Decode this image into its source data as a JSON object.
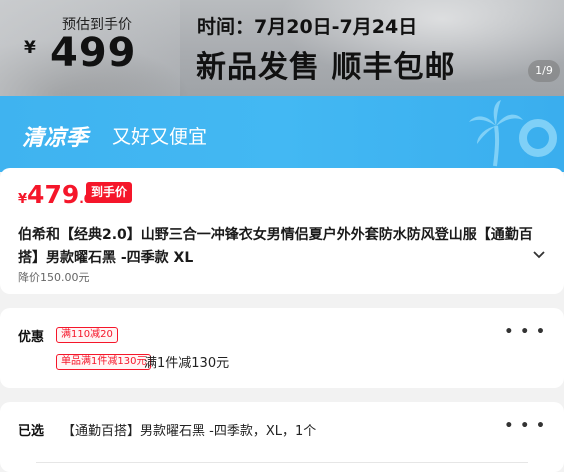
{
  "hero": {
    "est_label": "预估到手价",
    "currency": "¥",
    "price": "499",
    "time": "时间：7月20日-7月24日",
    "slogan": "新品发售 顺丰包邮",
    "pager": "1/9"
  },
  "season": {
    "title": "清凉季",
    "subtitle": "又好又便宜"
  },
  "product": {
    "currency": "¥",
    "price_int": "479",
    "price_dec": ".00",
    "price_badge": "到手价",
    "title": "伯希和【经典2.0】山野三合一冲锋衣女男情侣夏户外外套防水防风登山服【通勤百搭】男款曜石黑 -四季款 XL",
    "original_price": "降价150.00元"
  },
  "promo": {
    "label": "优惠",
    "coupon": "满110减20",
    "single_tag": "单品满1件减130元",
    "single_text": "满1件减130元",
    "more": "• • •"
  },
  "selected": {
    "label": "已选",
    "value": "【通勤百搭】男款曜石黑 -四季款，XL，1个",
    "more": "• • •"
  },
  "colors": {
    "accent_red": "#f5162a",
    "season_blue": "#43b8f3"
  },
  "icons": [
    "palm-tree-icon",
    "swim-ring-icon",
    "chevron-down-icon",
    "more-dots-icon"
  ]
}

- Written task: Check all the records above and select each line where the string "男款曜石黑" is found.

- Response to the task:
    "title": "伯希和【经典2.0】山野三合一冲锋衣女男情侣夏户外外套防水防风登山服【通勤百搭】男款曜石黑 -四季款 XL",
    "value": "【通勤百搭】男款曜石黑 -四季款，XL，1个",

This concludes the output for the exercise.